> Extracted information:
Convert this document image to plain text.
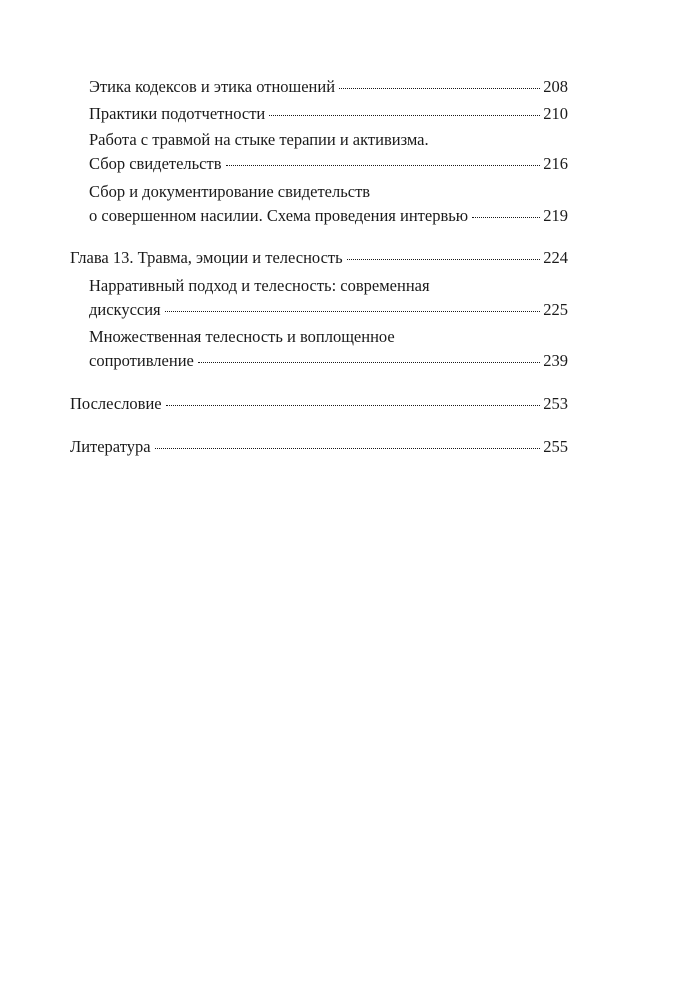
Этика кодексов и этика отношений	208
Практики подотчетности	210
Работа с травмой на стыке терапии и активизма.
Сбор свидетельств	216
Сбор и документирование свидетельств
о совершенном насилии. Схема проведения интервью	219
Глава 13. Травма, эмоции и телесность	224
Нарративный подход и телесность: современная
дискуссия	225
Множественная телесность и воплощенное
сопротивление	239
Послесловие	253
Литература	255
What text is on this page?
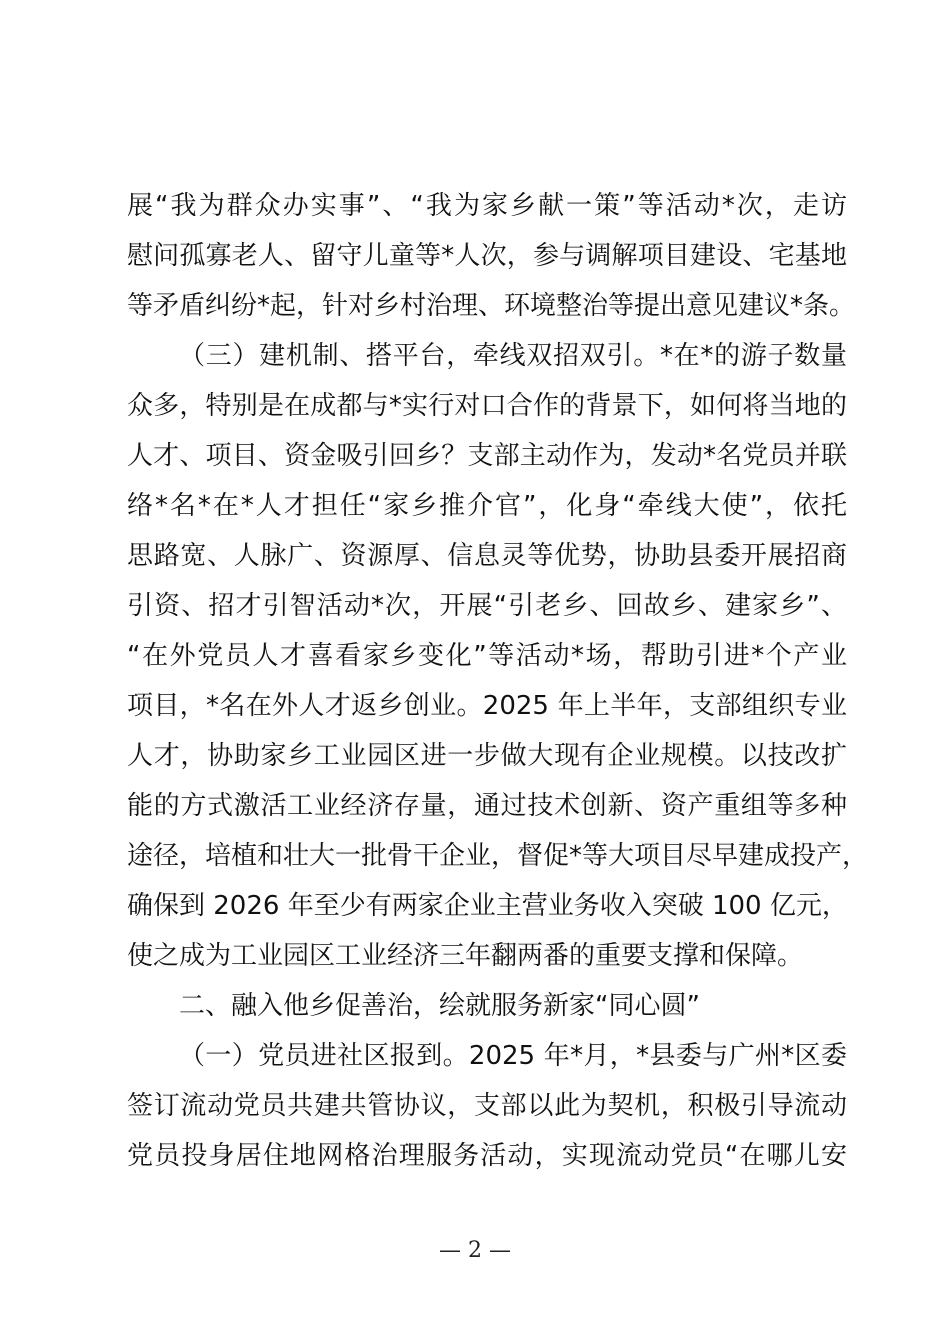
展“我为群众办实事”、“我为家乡献一策”等活动*次，走访
慰问孤寡老人、留守儿童等*人次，参与调解项目建设、宅基地
等矛盾纠纷*起，针对乡村治理、环境整治等提出意见建议*条。
（三）建机制、搭平台，牵线双招双引。*在*的游子数量
众多，特别是在成都与*实行对口合作的背景下，如何将当地的
人才、项目、资金吸引回乡？支部主动作为，发动*名党员并联
络*名*在*人才担任“家乡推介官”，化身“牵线大使”，依托
思路宽、人脉广、资源厚、信息灵等优势，协助县委开展招商
引资、招才引智活动*次，开展“引老乡、回故乡、建家乡”、
“在外党员人才喜看家乡变化”等活动*场，帮助引进*个产业
项目，*名在外人才返乡创业。2025 年上半年，支部组织专业
人才，协助家乡工业园区进一步做大现有企业规模。以技改扩
能的方式激活工业经济存量，通过技术创新、资产重组等多种
途径，培植和壮大一批骨干企业，督促*等大项目尽早建成投产，
确保到 2026 年至少有两家企业主营业务收入突破 100 亿元，
使之成为工业园区工业经济三年翻两番的重要支撑和保障。
二、融入他乡促善治，绘就服务新家“同心圆”
（一）党员进社区报到。2025 年*月，*县委与广州*区委
签订流动党员共建共管协议，支部以此为契机，积极引导流动
党员投身居住地网格治理服务活动，实现流动党员“在哪儿安
— 2 —
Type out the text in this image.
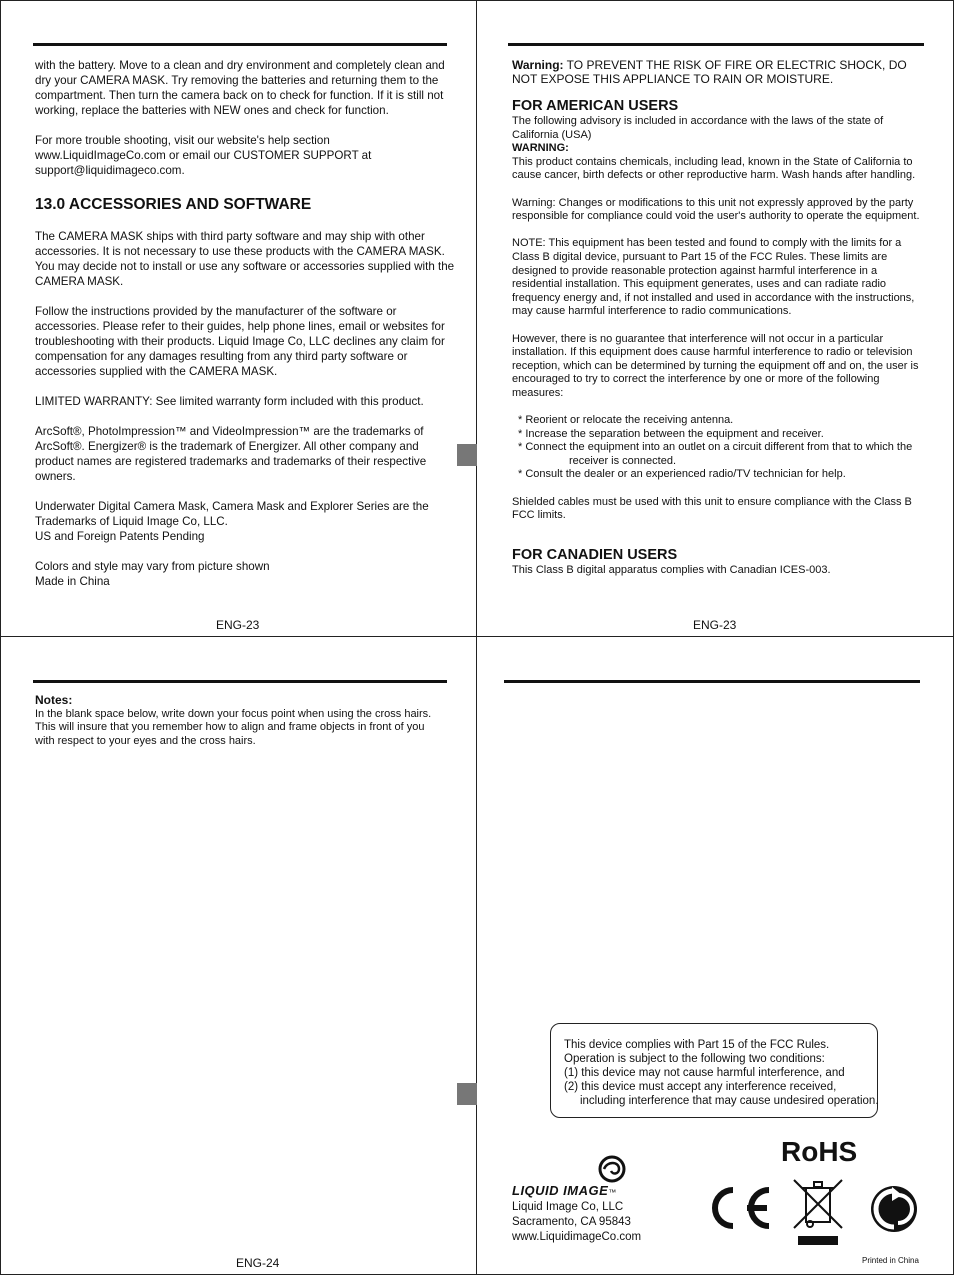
with the battery. Move to a clean and dry environment and completely clean and dry your CAMERA MASK. Try removing the batteries and returning them to the compartment. Then turn the camera back on to check for function. If it is still not working, replace the batteries with NEW ones and check for function.

For more trouble shooting, visit our website's help section www.LiquidImageCo.com or email our CUSTOMER SUPPORT at support@liquidimageco.com.

13.0 ACCESSORIES AND SOFTWARE

The CAMERA MASK ships with third party software and may ship with other accessories. It is not necessary to use these products with the CAMERA MASK. You may decide not to install or use any software or accessories supplied with the CAMERA MASK.

Follow the instructions provided by the manufacturer of the software or accessories. Please refer to their guides, help phone lines, email or websites for troubleshooting with their products. Liquid Image Co, LLC declines any claim for compensation for any damages resulting from any third party software or accessories supplied with the CAMERA MASK.

LIMITED WARRANTY: See limited warranty form included with this product.

ArcSoft®, PhotoImpression™ and VideoImpression™ are the trademarks of ArcSoft®. Energizer® is the trademark of Energizer. All other company and product names are registered trademarks and trademarks of their respective owners.

Underwater Digital Camera Mask, Camera Mask and Explorer Series are the Trademarks of Liquid Image Co, LLC.

US and Foreign Patents Pending

Colors and style may vary from picture shown

Made in China

ENG-23

Warning: TO PREVENT THE RISK OF FIRE OR ELECTRIC SHOCK, DO NOT EXPOSE THIS APPLIANCE TO RAIN OR MOISTURE.

FOR AMERICAN USERS
The following advisory is included in accordance with the laws of the state of California (USA)
WARNING:

This product contains chemicals, including lead, known in the State of California to cause cancer, birth defects or other reproductive harm. Wash hands after handling.

Warning: Changes or modifications to this unit not expressly approved by the party responsible for compliance could void the user's authority to operate the equipment.

NOTE: This equipment has been tested and found to comply with the limits for a Class B digital device, pursuant to Part 15 of the FCC Rules. These limits are designed to provide reasonable protection against harmful interference in a residential installation. This equipment generates, uses and can radiate radio frequency energy and, if not installed and used in accordance with the instructions, may cause harmful interference to radio communications.

However, there is no guarantee that interference will not occur in a particular installation. If this equipment does cause harmful interference to radio or television reception, which can be determined by turning the equipment off and on, the user is encouraged to try to correct the interference by one or more of the following measures:

* Reorient or relocate the receiving antenna.
* Increase the separation between the equipment and receiver.
* Connect the equipment into an outlet on a circuit different from that to which the
receiver is connected.

* Consult the dealer or an experienced radio/TV technician for help.

Shielded cables must be used with this unit to ensure compliance with the Class B FCC limits.

FOR CANADIEN USERS
This Class B digital apparatus complies with Canadian ICES-003.
ENG-23
Notes:
In the blank space below, write down your focus point when using the cross hairs. This will insure that you remember how to align and frame objects in front of you with respect to your eyes and the cross hairs.
ENG-24
This device complies with Part 15 of the FCC Rules.
Operation is subject to the following two conditions:
(1) this device may not cause harmful interference, and
(2) this device must accept any interference received,
including interference that may cause undesired operation.
LIQUID IMAGE™
Liquid Image Co, LLC
Sacramento, CA 95843
www.LiquidimageCo.com
RoHS
Printed in China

> Exercise details: Of the lines above, how many include the word "their"? Reply with the number only.

> Finished task: 2